■ **Source passage**
========================================

Posted in Designing Product Form by Jaewoo Joo on November 11, 2009

My observation suggests that some consumers, sometimes, do not make a good design decision. They buy fake paintings, choose unsophisticated wines, strange interior products, and ugly clothes. I might be one of them. I wonder if education or training could improve their tastes or their ability to identify better-designed products. Psychologists (Reber, Schwartz, and Winkielman 2004) suggest that when people are exposed to many objects, they are better able to distinguish good and bad products. Sometimes, I want to test if a critical skill is to appreciate the (positive-negative) value of an interaction between more than two components within an object. For instance, they must know whether a diamond shape goes well with a triangle shape in a painting, whether bitterness goes well with sweetness of a wine, and whether a red button goes well with brown boots.

Indeed, people evaluate a product highly when it has a positive interaction. For instance, when consumers buy a stereo, they consider whether it goes with other interior products that consumers previously purchased (Bell, Holbrook, and Solomon 1991; Holbrook and Anand 1992). Consumers also prefer a product when its form features are matched each other (Veryzer and Hutchinson 1998).

Then, how do we test whether consumers distinguish between a good interaction (harmony) and a bad interaction, and how do we train them to distinguish them?

========================================

■ **Dataset rows**
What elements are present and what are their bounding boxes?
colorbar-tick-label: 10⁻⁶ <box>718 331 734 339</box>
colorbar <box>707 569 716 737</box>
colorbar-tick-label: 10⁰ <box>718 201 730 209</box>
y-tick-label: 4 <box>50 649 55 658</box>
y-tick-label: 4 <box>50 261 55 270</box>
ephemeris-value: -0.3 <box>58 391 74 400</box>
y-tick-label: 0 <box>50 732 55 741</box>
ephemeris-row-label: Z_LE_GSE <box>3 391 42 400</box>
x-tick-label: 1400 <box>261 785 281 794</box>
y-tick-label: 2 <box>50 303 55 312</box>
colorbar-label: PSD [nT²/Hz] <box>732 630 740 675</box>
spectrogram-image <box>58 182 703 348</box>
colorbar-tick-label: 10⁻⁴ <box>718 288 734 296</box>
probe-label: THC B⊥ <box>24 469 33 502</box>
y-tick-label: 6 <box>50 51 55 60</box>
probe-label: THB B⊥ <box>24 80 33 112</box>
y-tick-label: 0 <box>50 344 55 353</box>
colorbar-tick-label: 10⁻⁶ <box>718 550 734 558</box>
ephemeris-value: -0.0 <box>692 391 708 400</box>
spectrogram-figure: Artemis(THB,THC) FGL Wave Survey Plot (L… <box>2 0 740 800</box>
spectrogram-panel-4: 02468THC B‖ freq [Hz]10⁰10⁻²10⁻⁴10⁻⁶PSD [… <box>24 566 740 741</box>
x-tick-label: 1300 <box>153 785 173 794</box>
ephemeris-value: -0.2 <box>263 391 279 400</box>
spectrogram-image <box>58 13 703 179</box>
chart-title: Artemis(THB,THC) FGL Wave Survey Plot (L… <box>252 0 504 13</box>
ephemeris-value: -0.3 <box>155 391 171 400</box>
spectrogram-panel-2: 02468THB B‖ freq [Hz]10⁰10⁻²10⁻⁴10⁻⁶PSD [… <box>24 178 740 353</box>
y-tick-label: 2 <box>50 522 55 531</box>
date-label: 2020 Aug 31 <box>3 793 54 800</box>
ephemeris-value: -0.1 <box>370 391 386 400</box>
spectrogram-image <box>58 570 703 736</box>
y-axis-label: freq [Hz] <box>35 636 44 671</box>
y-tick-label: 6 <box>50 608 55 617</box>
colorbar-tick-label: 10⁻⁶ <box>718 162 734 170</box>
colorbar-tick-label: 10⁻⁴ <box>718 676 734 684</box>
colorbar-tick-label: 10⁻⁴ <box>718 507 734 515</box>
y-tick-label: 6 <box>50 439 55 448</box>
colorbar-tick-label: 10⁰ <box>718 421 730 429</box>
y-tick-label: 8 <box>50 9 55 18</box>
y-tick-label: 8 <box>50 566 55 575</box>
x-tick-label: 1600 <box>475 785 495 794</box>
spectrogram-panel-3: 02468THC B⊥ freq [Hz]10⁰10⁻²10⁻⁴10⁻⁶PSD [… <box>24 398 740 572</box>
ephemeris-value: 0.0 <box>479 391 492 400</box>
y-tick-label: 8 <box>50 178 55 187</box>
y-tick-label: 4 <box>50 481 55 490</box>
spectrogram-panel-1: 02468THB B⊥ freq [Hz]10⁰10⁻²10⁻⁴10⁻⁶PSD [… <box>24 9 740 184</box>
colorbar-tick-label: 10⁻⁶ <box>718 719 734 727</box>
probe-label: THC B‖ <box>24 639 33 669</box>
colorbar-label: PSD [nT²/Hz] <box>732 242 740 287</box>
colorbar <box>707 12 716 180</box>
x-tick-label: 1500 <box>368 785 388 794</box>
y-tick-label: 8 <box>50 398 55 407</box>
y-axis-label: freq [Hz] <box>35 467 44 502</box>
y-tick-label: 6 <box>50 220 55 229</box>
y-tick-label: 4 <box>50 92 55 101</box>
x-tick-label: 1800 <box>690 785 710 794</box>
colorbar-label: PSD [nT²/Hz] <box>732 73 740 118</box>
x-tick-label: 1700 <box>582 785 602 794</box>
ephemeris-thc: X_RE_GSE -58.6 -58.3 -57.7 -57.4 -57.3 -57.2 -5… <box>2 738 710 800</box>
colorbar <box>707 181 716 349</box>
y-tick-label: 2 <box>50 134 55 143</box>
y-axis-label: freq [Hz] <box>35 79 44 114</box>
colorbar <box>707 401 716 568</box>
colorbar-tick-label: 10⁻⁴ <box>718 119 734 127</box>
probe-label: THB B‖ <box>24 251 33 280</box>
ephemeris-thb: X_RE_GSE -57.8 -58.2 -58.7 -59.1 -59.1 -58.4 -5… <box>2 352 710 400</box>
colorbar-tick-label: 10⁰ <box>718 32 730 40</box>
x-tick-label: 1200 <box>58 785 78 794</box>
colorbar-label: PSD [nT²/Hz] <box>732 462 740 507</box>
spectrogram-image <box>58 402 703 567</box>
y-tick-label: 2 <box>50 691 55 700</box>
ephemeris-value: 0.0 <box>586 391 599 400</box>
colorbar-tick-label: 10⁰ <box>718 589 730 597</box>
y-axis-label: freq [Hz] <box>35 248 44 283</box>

========================================

■ **To do**
1 > Answer these about the post on consumer design taste:
(a) Who posted it, and on what date?
(b) According to Reber, Schwartz, and Winkielman (2004), what happens when people are exposed to many objects?
(c) When buying a stereo, what do consumers consider?
2 > Please set down the part of the post on consumer design taste starting with "Indeed, people evaluate a" and going on through "and Hutchinson 1998).", copying it word for word.
The rows come from a separate source.

■ **Exercise responses**
1 >
(a) Jaewoo Joo, on November 11, 2009.
(b) They are better able to distinguish good and bad products.
(c) Whether it goes with other interior products they previously purchased.

2 >
Indeed, people evaluate a product highly when it has a positive interaction. For instance, when consumers buy a stereo, they consider whether it goes with other interior products that consumers previously purchased (Bell, Holbrook, and Solomon 1991; Holbrook and Anand 1992). Consumers also prefer a product when its form features are matched each other (Veryzer and Hutchinson 1998).